Task directions: Find the word "fidelity" in the material below and gather every line that contains it.

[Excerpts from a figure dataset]
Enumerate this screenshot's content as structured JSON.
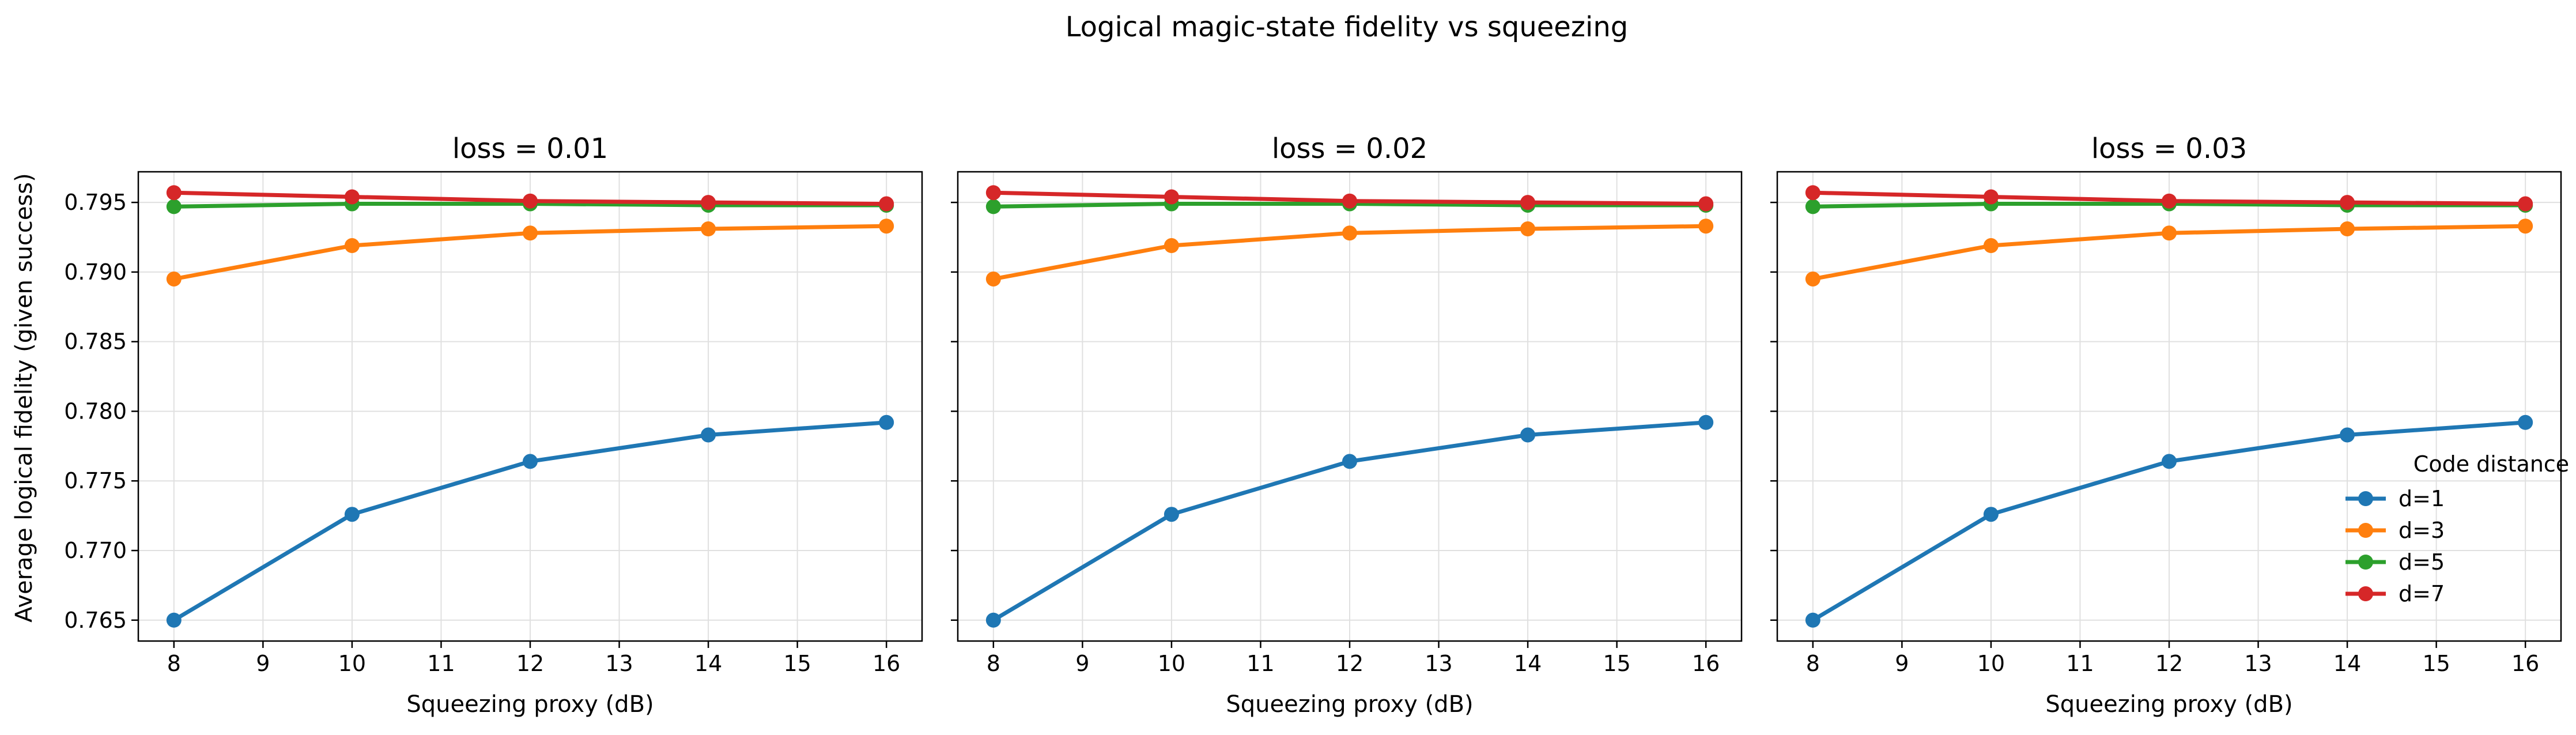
{
  "chart_data": {
    "type": "line",
    "title": "Logical magic-state fidelity vs squeezing",
    "ylabel": "Average logical fidelity (given success)",
    "shared_y": true,
    "xlim": [
      7.6,
      16.4
    ],
    "ylim": [
      0.7635,
      0.7972
    ],
    "x_ticks": [
      "8",
      "9",
      "10",
      "11",
      "12",
      "13",
      "14",
      "15",
      "16"
    ],
    "y_ticks": [
      "0.765",
      "0.770",
      "0.775",
      "0.780",
      "0.785",
      "0.790",
      "0.795"
    ],
    "grid": true,
    "legend": {
      "title": "Code distance",
      "placement": "lower-right",
      "panel": 3
    },
    "panels": [
      {
        "title": "loss = 0.01",
        "xlabel": "Squeezing proxy (dB)",
        "x": [
          8,
          10,
          12,
          14,
          16
        ],
        "series": [
          {
            "name": "d=1",
            "color": "#1f77b4",
            "values": [
              0.765,
              0.7726,
              0.7764,
              0.7783,
              0.7792
            ]
          },
          {
            "name": "d=3",
            "color": "#ff7f0e",
            "values": [
              0.7895,
              0.7919,
              0.7928,
              0.7931,
              0.7933
            ]
          },
          {
            "name": "d=5",
            "color": "#2ca02c",
            "values": [
              0.7947,
              0.7949,
              0.7949,
              0.7948,
              0.7948
            ]
          },
          {
            "name": "d=7",
            "color": "#d62728",
            "values": [
              0.7957,
              0.7954,
              0.7951,
              0.795,
              0.7949
            ]
          }
        ]
      },
      {
        "title": "loss = 0.02",
        "xlabel": "Squeezing proxy (dB)",
        "x": [
          8,
          10,
          12,
          14,
          16
        ],
        "series": [
          {
            "name": "d=1",
            "color": "#1f77b4",
            "values": [
              0.765,
              0.7726,
              0.7764,
              0.7783,
              0.7792
            ]
          },
          {
            "name": "d=3",
            "color": "#ff7f0e",
            "values": [
              0.7895,
              0.7919,
              0.7928,
              0.7931,
              0.7933
            ]
          },
          {
            "name": "d=5",
            "color": "#2ca02c",
            "values": [
              0.7947,
              0.7949,
              0.7949,
              0.7948,
              0.7948
            ]
          },
          {
            "name": "d=7",
            "color": "#d62728",
            "values": [
              0.7957,
              0.7954,
              0.7951,
              0.795,
              0.7949
            ]
          }
        ]
      },
      {
        "title": "loss = 0.03",
        "xlabel": "Squeezing proxy (dB)",
        "x": [
          8,
          10,
          12,
          14,
          16
        ],
        "series": [
          {
            "name": "d=1",
            "color": "#1f77b4",
            "values": [
              0.765,
              0.7726,
              0.7764,
              0.7783,
              0.7792
            ]
          },
          {
            "name": "d=3",
            "color": "#ff7f0e",
            "values": [
              0.7895,
              0.7919,
              0.7928,
              0.7931,
              0.7933
            ]
          },
          {
            "name": "d=5",
            "color": "#2ca02c",
            "values": [
              0.7947,
              0.7949,
              0.7949,
              0.7948,
              0.7948
            ]
          },
          {
            "name": "d=7",
            "color": "#d62728",
            "values": [
              0.7957,
              0.7954,
              0.7951,
              0.795,
              0.7949
            ]
          }
        ]
      }
    ]
  }
}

Expected answer:
    "title": "Logical magic-state fidelity vs squeezing",
    "ylabel": "Average logical fidelity (given success)",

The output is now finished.